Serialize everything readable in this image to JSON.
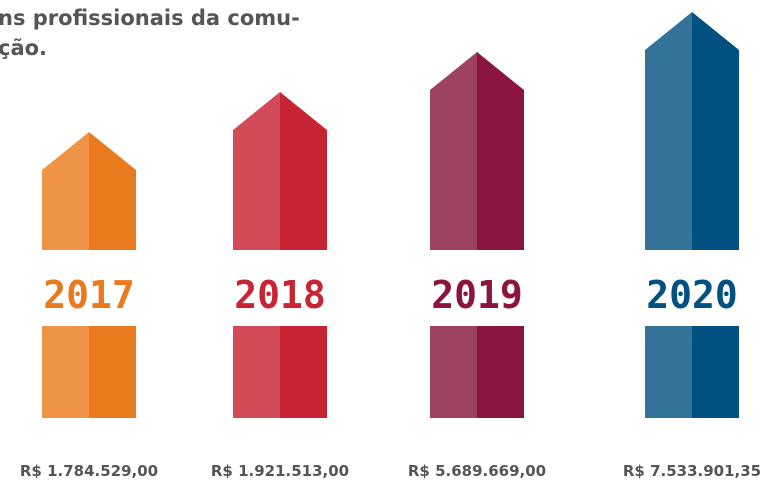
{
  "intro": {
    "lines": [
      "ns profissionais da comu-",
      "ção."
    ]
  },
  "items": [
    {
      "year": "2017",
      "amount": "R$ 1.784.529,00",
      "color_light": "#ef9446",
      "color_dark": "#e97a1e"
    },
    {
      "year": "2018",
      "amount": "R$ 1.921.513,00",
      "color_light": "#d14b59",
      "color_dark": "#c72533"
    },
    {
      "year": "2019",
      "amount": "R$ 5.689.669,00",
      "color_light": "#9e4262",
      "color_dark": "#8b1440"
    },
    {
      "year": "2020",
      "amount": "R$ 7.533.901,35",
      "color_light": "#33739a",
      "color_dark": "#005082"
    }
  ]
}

-*-*-

## [The task]
Copy out every line with the word "amount".

## [Exercise output]
      "amount": "R$ 1.784.529,00",
      "amount": "R$ 1.921.513,00",
      "amount": "R$ 5.689.669,00",
      "amount": "R$ 7.533.901,35",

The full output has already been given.